## Goal of the exercise
Look for "CerberusCMS" in each line of the entries, and return the matching lines.

Data entries

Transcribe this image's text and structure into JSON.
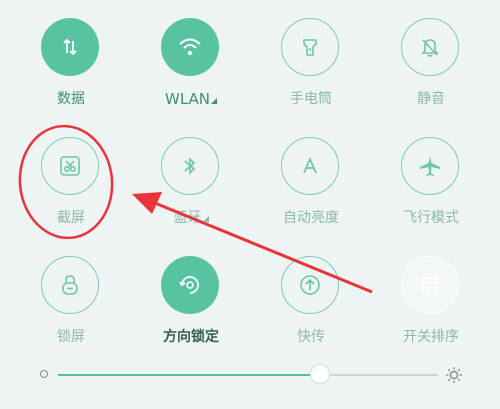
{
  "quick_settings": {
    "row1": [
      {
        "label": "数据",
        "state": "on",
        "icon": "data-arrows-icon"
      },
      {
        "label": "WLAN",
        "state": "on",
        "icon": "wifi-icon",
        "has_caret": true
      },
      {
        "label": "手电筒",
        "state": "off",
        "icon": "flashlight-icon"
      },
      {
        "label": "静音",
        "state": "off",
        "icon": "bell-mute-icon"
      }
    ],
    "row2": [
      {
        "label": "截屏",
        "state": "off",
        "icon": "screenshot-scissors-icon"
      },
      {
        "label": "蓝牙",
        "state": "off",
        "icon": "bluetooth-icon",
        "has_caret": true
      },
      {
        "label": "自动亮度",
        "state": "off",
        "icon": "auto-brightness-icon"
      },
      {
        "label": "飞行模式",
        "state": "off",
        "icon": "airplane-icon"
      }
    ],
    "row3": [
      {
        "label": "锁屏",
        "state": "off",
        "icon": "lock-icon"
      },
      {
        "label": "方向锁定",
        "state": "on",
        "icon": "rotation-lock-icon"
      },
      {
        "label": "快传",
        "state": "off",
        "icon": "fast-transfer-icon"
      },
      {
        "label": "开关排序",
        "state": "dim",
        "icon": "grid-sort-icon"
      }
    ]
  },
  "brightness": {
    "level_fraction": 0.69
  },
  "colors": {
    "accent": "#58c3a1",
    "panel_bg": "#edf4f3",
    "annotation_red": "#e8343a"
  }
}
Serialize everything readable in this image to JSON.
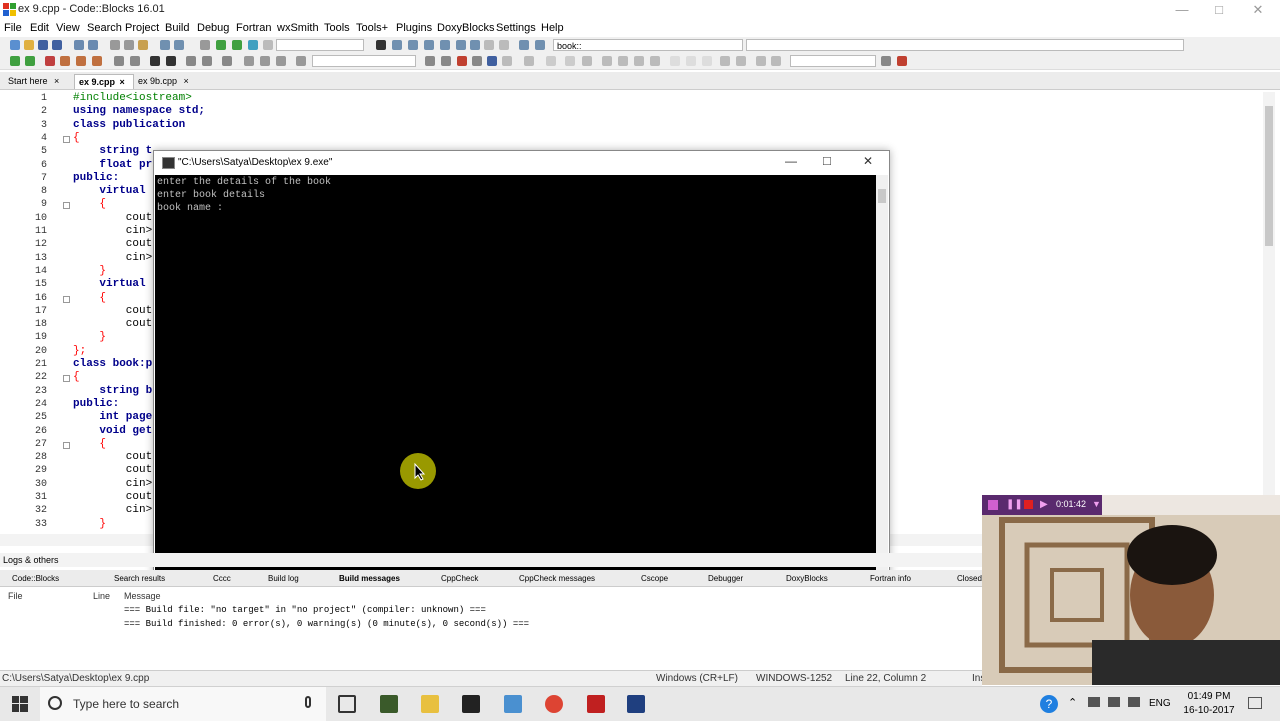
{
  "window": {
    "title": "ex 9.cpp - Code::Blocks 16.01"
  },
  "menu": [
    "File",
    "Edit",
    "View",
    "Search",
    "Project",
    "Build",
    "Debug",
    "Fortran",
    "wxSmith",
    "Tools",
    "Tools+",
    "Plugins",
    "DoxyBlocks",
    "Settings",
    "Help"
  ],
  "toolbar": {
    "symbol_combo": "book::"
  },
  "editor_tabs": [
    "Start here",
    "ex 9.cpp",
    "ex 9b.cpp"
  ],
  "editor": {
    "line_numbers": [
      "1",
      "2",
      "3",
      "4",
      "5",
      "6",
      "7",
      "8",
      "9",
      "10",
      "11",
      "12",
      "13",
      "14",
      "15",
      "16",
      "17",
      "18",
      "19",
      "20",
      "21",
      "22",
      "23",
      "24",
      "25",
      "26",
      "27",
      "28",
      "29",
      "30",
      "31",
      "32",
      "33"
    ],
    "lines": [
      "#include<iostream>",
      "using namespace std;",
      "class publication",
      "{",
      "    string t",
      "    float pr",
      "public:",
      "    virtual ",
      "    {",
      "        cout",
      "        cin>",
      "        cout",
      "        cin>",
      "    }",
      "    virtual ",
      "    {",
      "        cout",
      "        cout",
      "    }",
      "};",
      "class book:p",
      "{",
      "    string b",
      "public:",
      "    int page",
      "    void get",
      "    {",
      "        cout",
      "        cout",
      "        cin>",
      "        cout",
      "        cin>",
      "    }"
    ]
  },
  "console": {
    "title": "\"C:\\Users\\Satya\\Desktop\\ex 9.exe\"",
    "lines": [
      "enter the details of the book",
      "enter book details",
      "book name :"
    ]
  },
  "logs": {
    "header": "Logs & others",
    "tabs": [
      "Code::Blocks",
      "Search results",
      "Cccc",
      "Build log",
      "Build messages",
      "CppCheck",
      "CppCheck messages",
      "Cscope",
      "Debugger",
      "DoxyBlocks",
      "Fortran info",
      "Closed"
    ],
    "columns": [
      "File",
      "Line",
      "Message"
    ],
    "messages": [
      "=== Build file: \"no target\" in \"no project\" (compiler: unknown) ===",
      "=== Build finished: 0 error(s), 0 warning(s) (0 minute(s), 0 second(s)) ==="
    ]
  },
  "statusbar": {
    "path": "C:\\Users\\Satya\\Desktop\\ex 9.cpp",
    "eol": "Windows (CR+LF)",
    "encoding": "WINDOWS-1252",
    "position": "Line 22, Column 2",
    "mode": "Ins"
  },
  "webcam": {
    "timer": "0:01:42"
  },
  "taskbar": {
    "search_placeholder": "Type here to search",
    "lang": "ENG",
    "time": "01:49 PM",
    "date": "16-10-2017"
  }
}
...
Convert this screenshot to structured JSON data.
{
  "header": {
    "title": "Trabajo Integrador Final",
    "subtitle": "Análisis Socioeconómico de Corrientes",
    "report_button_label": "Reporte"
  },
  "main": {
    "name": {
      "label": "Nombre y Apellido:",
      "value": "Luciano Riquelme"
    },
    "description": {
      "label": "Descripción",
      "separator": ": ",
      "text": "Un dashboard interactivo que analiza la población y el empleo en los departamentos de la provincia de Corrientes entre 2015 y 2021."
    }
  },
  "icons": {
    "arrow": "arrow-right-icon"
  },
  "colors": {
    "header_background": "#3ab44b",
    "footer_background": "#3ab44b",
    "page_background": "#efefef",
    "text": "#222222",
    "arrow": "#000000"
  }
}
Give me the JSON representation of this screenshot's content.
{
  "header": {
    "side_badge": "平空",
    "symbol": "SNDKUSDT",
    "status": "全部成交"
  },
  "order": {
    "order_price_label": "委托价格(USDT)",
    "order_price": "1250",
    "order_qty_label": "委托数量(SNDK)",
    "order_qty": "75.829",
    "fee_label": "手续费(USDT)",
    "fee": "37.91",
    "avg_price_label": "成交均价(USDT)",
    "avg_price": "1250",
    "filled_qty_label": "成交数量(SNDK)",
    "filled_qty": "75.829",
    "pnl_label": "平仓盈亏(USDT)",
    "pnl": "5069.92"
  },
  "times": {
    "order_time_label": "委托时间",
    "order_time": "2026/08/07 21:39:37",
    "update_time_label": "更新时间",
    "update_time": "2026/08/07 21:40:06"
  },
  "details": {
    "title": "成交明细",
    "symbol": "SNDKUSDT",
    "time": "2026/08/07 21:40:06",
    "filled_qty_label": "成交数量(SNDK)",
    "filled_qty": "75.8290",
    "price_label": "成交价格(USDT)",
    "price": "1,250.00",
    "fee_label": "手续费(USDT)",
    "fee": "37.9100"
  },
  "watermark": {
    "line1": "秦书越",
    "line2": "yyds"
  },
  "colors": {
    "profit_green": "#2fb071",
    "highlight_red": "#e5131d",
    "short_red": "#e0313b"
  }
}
...
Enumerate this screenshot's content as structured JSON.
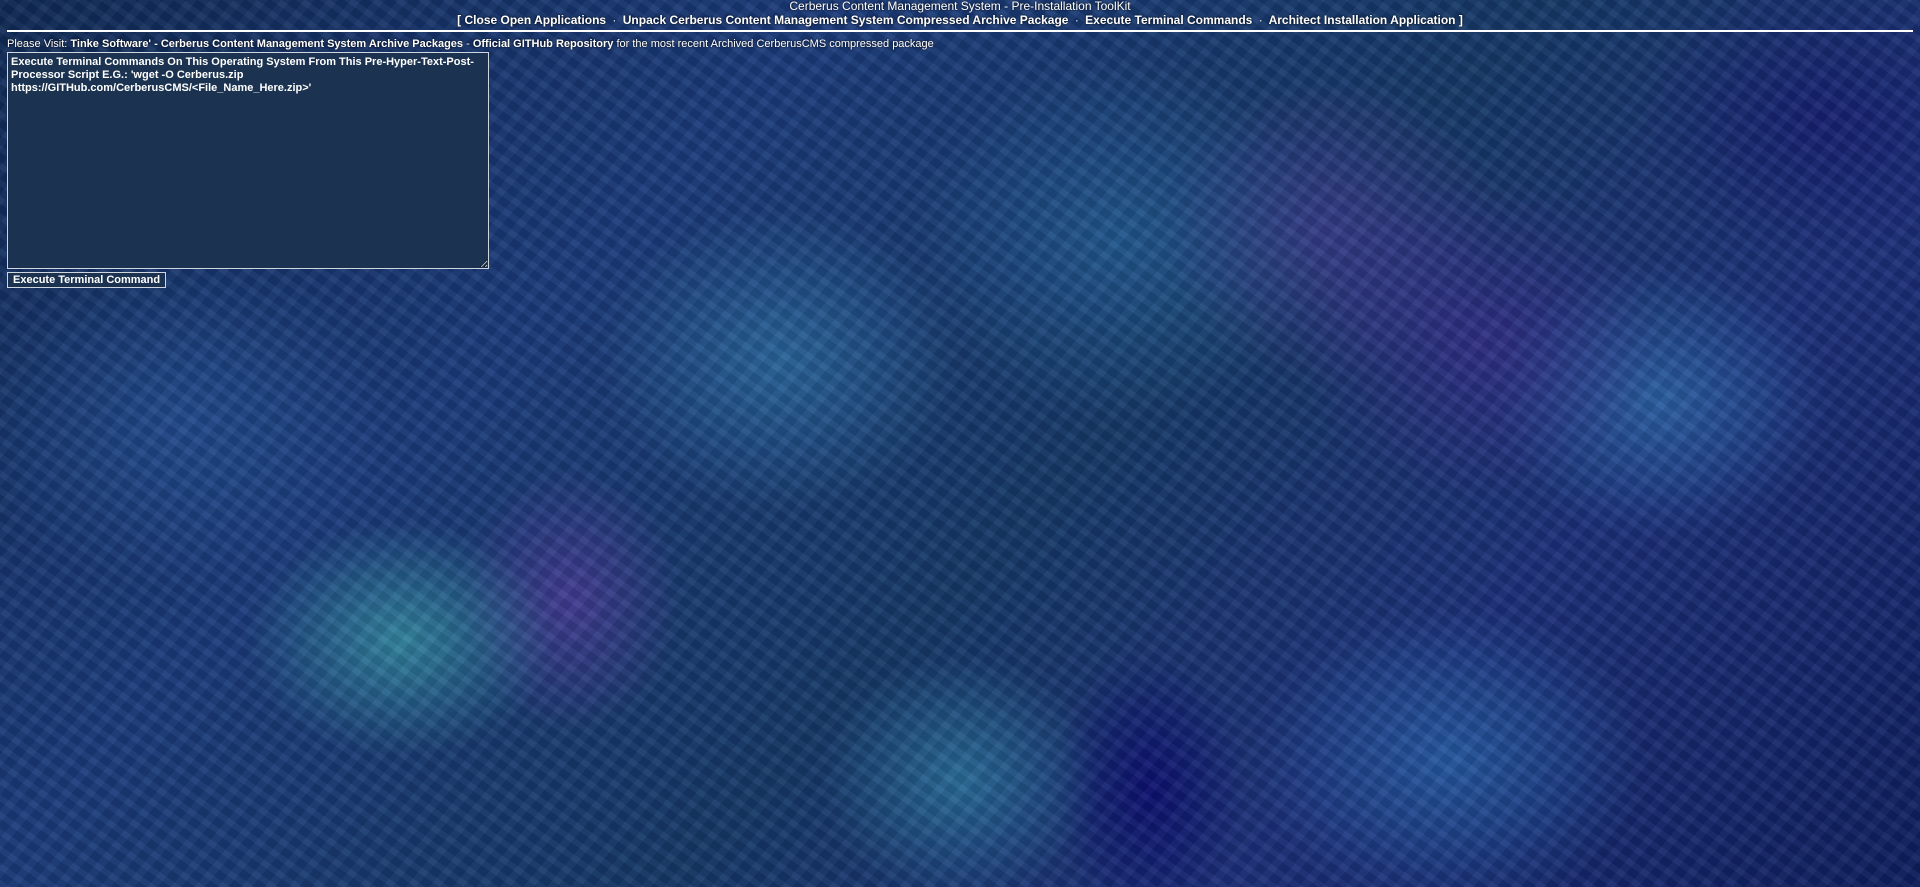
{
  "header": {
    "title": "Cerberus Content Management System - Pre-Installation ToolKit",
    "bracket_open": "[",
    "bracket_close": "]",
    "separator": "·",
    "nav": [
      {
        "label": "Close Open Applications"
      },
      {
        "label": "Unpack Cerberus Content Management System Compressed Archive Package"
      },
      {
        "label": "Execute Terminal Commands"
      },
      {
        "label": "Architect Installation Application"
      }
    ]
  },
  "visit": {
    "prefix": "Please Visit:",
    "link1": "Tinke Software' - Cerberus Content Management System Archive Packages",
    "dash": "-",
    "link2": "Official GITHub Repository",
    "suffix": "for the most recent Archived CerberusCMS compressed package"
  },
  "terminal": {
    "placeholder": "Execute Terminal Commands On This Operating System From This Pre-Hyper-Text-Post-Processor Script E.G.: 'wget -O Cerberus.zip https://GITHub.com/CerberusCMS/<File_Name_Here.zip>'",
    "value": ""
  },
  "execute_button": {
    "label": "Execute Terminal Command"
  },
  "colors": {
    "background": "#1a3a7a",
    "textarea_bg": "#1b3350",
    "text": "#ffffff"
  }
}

## Exercise result
    "suffix": "for the most recent Archived CerberusCMS compressed package"
    "placeholder": "Execute Terminal Commands On This Operating System From This Pre-Hyper-Text-Post-Processor Script E.G.: 'wget -O Cerberus.zip https://GITHub.com/CerberusCMS/<File_Name_Here.zip>'",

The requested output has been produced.